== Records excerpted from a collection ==
════
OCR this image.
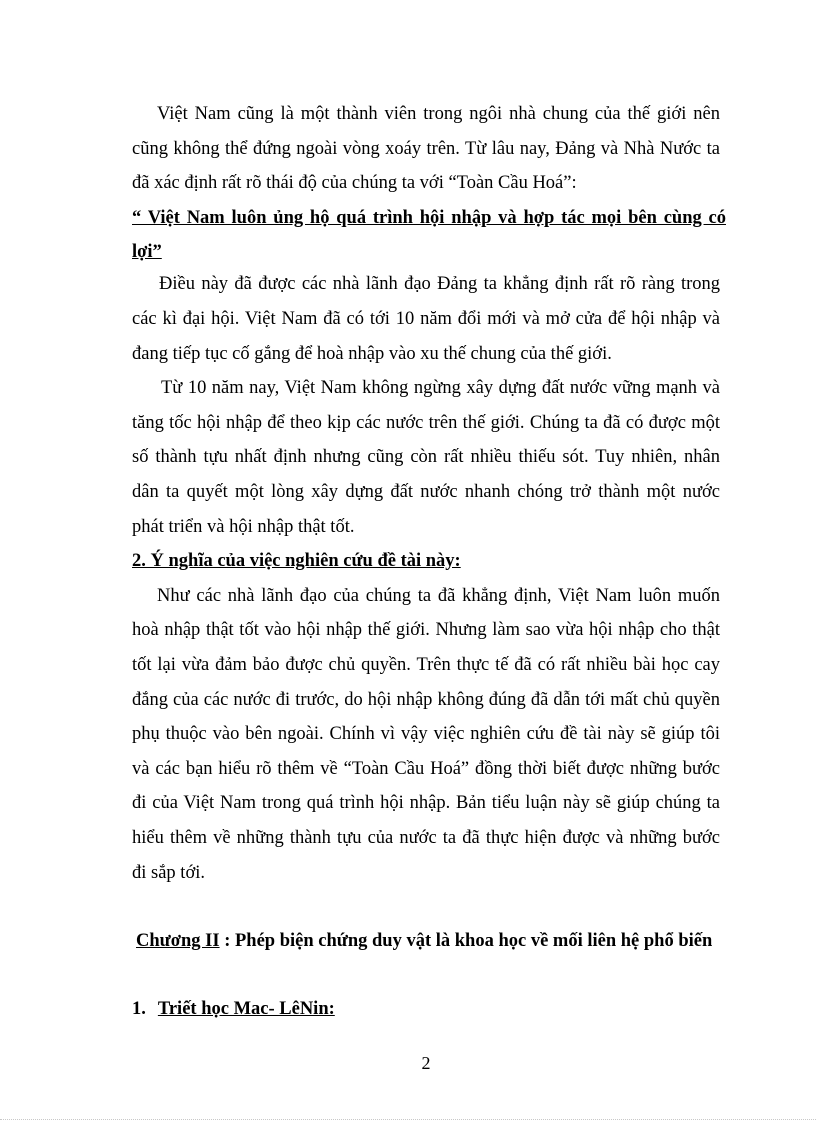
Việt Nam cũng là một thành viên trong ngôi nhà chung của thế giới nên
cũng không thể đứng ngoài vòng xoáy trên. Từ lâu nay, Đảng và Nhà Nước ta
đã xác định rất rõ thái độ của chúng ta với “Toàn Cầu Hoá”:
“ Việt Nam luôn ủng hộ quá trình hội nhập và hợp tác mọi bên cùng có
lợi”
Điều này đã được các nhà lãnh đạo Đảng ta khẳng định rất rõ ràng trong
các kì đại hội. Việt Nam đã có tới 10 năm đổi mới và mở cửa để hội nhập và
đang tiếp tục cố gắng để hoà nhập vào xu thế chung của thế giới.
Từ 10 năm nay, Việt Nam không ngừng xây dựng đất nước vững mạnh và
tăng tốc hội nhập để theo kịp các nước trên thế giới. Chúng ta đã có được một
số thành tựu nhất định nhưng cũng còn rất nhiều thiếu sót. Tuy nhiên, nhân
dân ta quyết một lòng xây dựng đất nước nhanh chóng trở thành một nước
phát triển và hội nhập thật tốt.
2. Ý nghĩa của việc nghiên cứu đề tài này:
Như các nhà lãnh đạo của chúng ta đã khẳng định, Việt Nam luôn muốn
hoà nhập thật tốt vào hội nhập thế giới. Nhưng làm sao vừa hội nhập cho thật
tốt lại vừa đảm bảo được chủ quyền. Trên thực tế đã có rất nhiều bài học cay
đắng của các nước đi trước, do hội nhập không đúng đã dẫn tới mất chủ quyền
phụ thuộc vào bên ngoài. Chính vì vậy việc nghiên cứu đề tài này sẽ giúp tôi
và các bạn hiểu rõ thêm về “Toàn Cầu Hoá” đồng thời biết được những bước
đi của Việt Nam trong quá trình hội nhập. Bản tiểu luận này sẽ giúp chúng ta
hiểu thêm về những thành tựu của nước ta đã thực hiện được và những bước
đi sắp tới.
Chương II : Phép biện chứng duy vật là khoa học về mối liên hệ phổ biến
1. Triết học Mac- LêNin:
2
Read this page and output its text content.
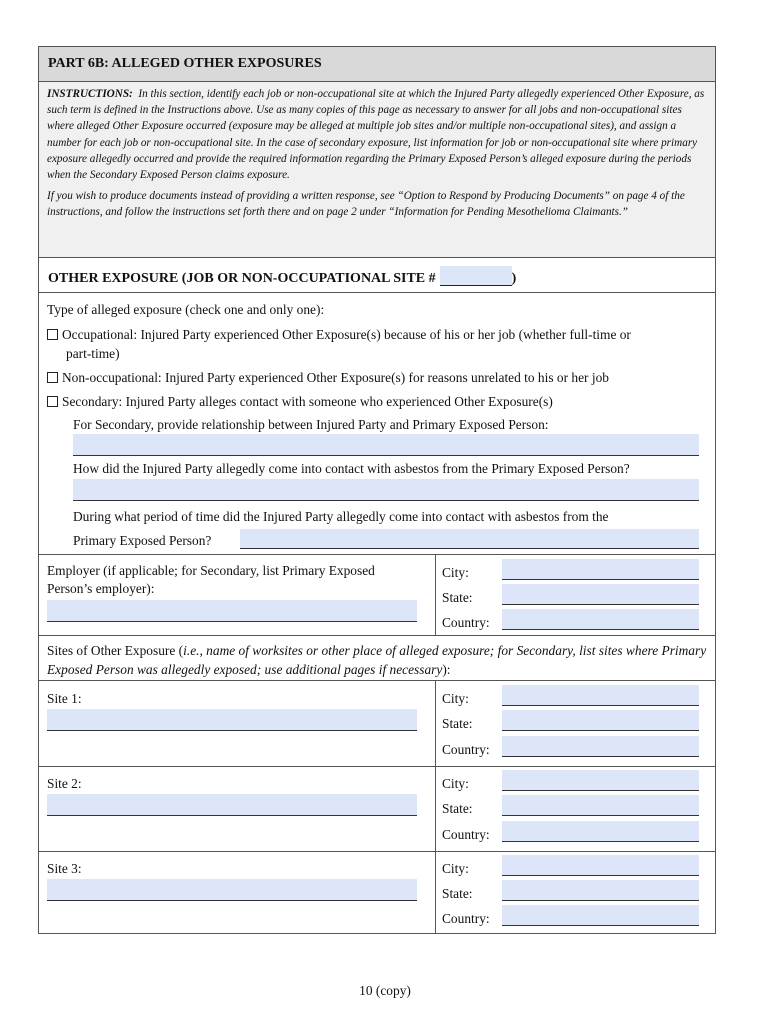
PART 6B: ALLEGED OTHER EXPOSURES

INSTRUCTIONS: In this section, identify each job or non-occupational site at which the Injured Party allegedly experienced Other Exposure, as such term is defined in the Instructions above. Use as many copies of this page as necessary to answer for all jobs and non-occupational sites where alleged Other Exposure occurred (exposure may be alleged at multiple job sites and/or multiple non-occupational sites), and assign a number for each job or non-occupational site. In the case of secondary exposure, list information for job or non-occupational site where primary exposure allegedly occurred and provide the required information regarding the Primary Exposed Person’s alleged exposure during the periods when the Secondary Exposed Person claims exposure.

If you wish to produce documents instead of providing a written response, see “Option to Respond by Producing Documents” on page 4 of the instructions, and follow the instructions set forth there and on page 2 under “Information for Pending Mesothelioma Claimants.”

OTHER EXPOSURE (JOB OR NON-OCCUPATIONAL SITE #	)
Type of alleged exposure (check one and only one):
Occupational: Injured Party experienced Other Exposure(s) because of his or her job (whether full-time or
part-time)
Non-occupational: Injured Party experienced Other Exposure(s) for reasons unrelated to his or her job
Secondary: Injured Party alleges contact with someone who experienced Other Exposure(s)
For Secondary, provide relationship between Injured Party and Primary Exposed Person:
How did the Injured Party allegedly come into contact with asbestos from the Primary Exposed Person?
During what period of time did the Injured Party allegedly come into contact with asbestos from the
Primary Exposed Person?
Employer (if applicable; for Secondary, list Primary Exposed
Person’s employer):
City:
State:
Country:
Sites of Other Exposure (i.e., name of worksites or other place of alleged exposure; for Secondary, list sites where Primary Exposed Person was allegedly exposed; use additional pages if necessary):
Site 1:	City:
State:
Country:
Site 2:	City:
State:
Country:
Site 3:	City:
State:
Country:
10 (copy)
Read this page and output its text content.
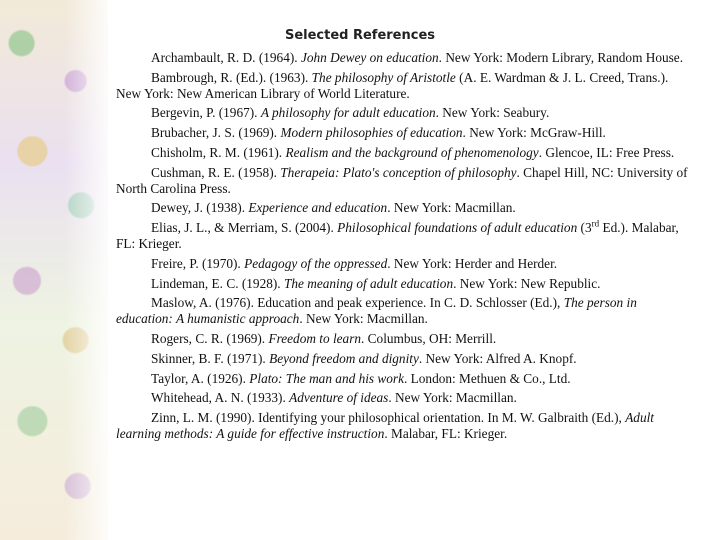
Selected References

Archambault, R. D. (1964). John Dewey on education. New York: Modern Library, Random House.

Bambrough, R. (Ed.). (1963). The philosophy of Aristotle (A. E. Wardman & J. L. Creed, Trans.). New York: New American Library of World Literature.

Bergevin, P. (1967). A philosophy for adult education. New York: Seabury.

Brubacher, J. S. (1969). Modern philosophies of education. New York: McGraw-Hill.

Chisholm, R. M. (1961). Realism and the background of phenomenology. Glencoe, IL: Free Press.

Cushman, R. E. (1958). Therapeia: Plato's conception of philosophy. Chapel Hill, NC: University of North Carolina Press.

Dewey, J. (1938). Experience and education. New York: Macmillan.

Elias, J. L., & Merriam, S. (2004). Philosophical foundations of adult education (3rd Ed.). Malabar, FL: Krieger.

Freire, P. (1970). Pedagogy of the oppressed. New York: Herder and Herder.

Lindeman, E. C. (1928). The meaning of adult education. New York: New Republic.

Maslow, A. (1976). Education and peak experience. In C. D. Schlosser (Ed.), The person in education: A humanistic approach. New York: Macmillan.

Rogers, C. R. (1969). Freedom to learn. Columbus, OH: Merrill.

Skinner, B. F. (1971). Beyond freedom and dignity. New York: Alfred A. Knopf.

Taylor, A. (1926). Plato: The man and his work. London: Methuen & Co., Ltd.

Whitehead, A. N. (1933). Adventure of ideas. New York: Macmillan.

Zinn, L. M. (1990). Identifying your philosophical orientation. In M. W. Galbraith (Ed.), Adult learning methods: A guide for effective instruction. Malabar, FL: Krieger.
════
Verbatim reproduction of every record is required; images are left out.

OCR this image.
Việt Nam cũng là một thành viên trong ngôi nhà chung của thế giới nên
cũng không thể đứng ngoài vòng xoáy trên. Từ lâu nay, Đảng và Nhà Nước ta
đã xác định rất rõ thái độ của chúng ta với “Toàn Cầu Hoá”:
“ Việt Nam luôn ủng hộ quá trình hội nhập và hợp tác mọi bên cùng có
lợi”
Điều này đã được các nhà lãnh đạo Đảng ta khẳng định rất rõ ràng trong
các kì đại hội. Việt Nam đã có tới 10 năm đổi mới và mở cửa để hội nhập và
đang tiếp tục cố gắng để hoà nhập vào xu thế chung của thế giới.
Từ 10 năm nay, Việt Nam không ngừng xây dựng đất nước vững mạnh và
tăng tốc hội nhập để theo kịp các nước trên thế giới. Chúng ta đã có được một
số thành tựu nhất định nhưng cũng còn rất nhiều thiếu sót. Tuy nhiên, nhân
dân ta quyết một lòng xây dựng đất nước nhanh chóng trở thành một nước
phát triển và hội nhập thật tốt.
2. Ý nghĩa của việc nghiên cứu đề tài này:
Như các nhà lãnh đạo của chúng ta đã khẳng định, Việt Nam luôn muốn
hoà nhập thật tốt vào hội nhập thế giới. Nhưng làm sao vừa hội nhập cho thật
tốt lại vừa đảm bảo được chủ quyền. Trên thực tế đã có rất nhiều bài học cay
đắng của các nước đi trước, do hội nhập không đúng đã dẫn tới mất chủ quyền
phụ thuộc vào bên ngoài. Chính vì vậy việc nghiên cứu đề tài này sẽ giúp tôi
và các bạn hiểu rõ thêm về “Toàn Cầu Hoá” đồng thời biết được những bước
đi của Việt Nam trong quá trình hội nhập. Bản tiểu luận này sẽ giúp chúng ta
hiểu thêm về những thành tựu của nước ta đã thực hiện được và những bước
đi sắp tới.
Chương II : Phép biện chứng duy vật là khoa học về mối liên hệ phổ biến
1. Triết học Mac- LêNin:
2
Read this page and output its text content.
PART 6B: ALLEGED OTHER EXPOSURES

INSTRUCTIONS: In this section, identify each job or non-occupational site at which the Injured Party allegedly experienced Other Exposure, as such term is defined in the Instructions above. Use as many copies of this page as necessary to answer for all jobs and non-occupational sites where alleged Other Exposure occurred (exposure may be alleged at multiple job sites and/or multiple non-occupational sites), and assign a number for each job or non-occupational site. In the case of secondary exposure, list information for job or non-occupational site where primary exposure allegedly occurred and provide the required information regarding the Primary Exposed Person’s alleged exposure during the periods when the Secondary Exposed Person claims exposure.

If you wish to produce documents instead of providing a written response, see “Option to Respond by Producing Documents” on page 4 of the instructions, and follow the instructions set forth there and on page 2 under “Information for Pending Mesothelioma Claimants.”

OTHER EXPOSURE (JOB OR NON-OCCUPATIONAL SITE #	)
Type of alleged exposure (check one and only one):
Occupational: Injured Party experienced Other Exposure(s) because of his or her job (whether full-time or
part-time)
Non-occupational: Injured Party experienced Other Exposure(s) for reasons unrelated to his or her job
Secondary: Injured Party alleges contact with someone who experienced Other Exposure(s)
For Secondary, provide relationship between Injured Party and Primary Exposed Person:
How did the Injured Party allegedly come into contact with asbestos from the Primary Exposed Person?
During what period of time did the Injured Party allegedly come into contact with asbestos from the
Primary Exposed Person?
Employer (if applicable; for Secondary, list Primary Exposed
Person’s employer):
City:
State:
Country:
Sites of Other Exposure (i.e., name of worksites or other place of alleged exposure; for Secondary, list sites where Primary Exposed Person was allegedly exposed; use additional pages if necessary):
Site 1:	City:
State:
Country:
Site 2:	City:
State:
Country:
Site 3:	City:
State:
Country:
10 (copy)
Read this page and output its text content.
Selected References

Archambault, R. D. (1964). John Dewey on education. New York: Modern Library, Random House.

Bambrough, R. (Ed.). (1963). The philosophy of Aristotle (A. E. Wardman & J. L. Creed, Trans.). New York: New American Library of World Literature.

Bergevin, P. (1967). A philosophy for adult education. New York: Seabury.

Brubacher, J. S. (1969). Modern philosophies of education. New York: McGraw-Hill.

Chisholm, R. M. (1961). Realism and the background of phenomenology. Glencoe, IL: Free Press.

Cushman, R. E. (1958). Therapeia: Plato's conception of philosophy. Chapel Hill, NC: University of North Carolina Press.

Dewey, J. (1938). Experience and education. New York: Macmillan.

Elias, J. L., & Merriam, S. (2004). Philosophical foundations of adult education (3rd Ed.). Malabar, FL: Krieger.

Freire, P. (1970). Pedagogy of the oppressed. New York: Herder and Herder.

Lindeman, E. C. (1928). The meaning of adult education. New York: New Republic.

Maslow, A. (1976). Education and peak experience. In C. D. Schlosser (Ed.), The person in education: A humanistic approach. New York: Macmillan.

Rogers, C. R. (1969). Freedom to learn. Columbus, OH: Merrill.

Skinner, B. F. (1971). Beyond freedom and dignity. New York: Alfred A. Knopf.

Taylor, A. (1926). Plato: The man and his work. London: Methuen & Co., Ltd.

Whitehead, A. N. (1933). Adventure of ideas. New York: Macmillan.

Zinn, L. M. (1990). Identifying your philosophical orientation. In M. W. Galbraith (Ed.), Adult learning methods: A guide for effective instruction. Malabar, FL: Krieger.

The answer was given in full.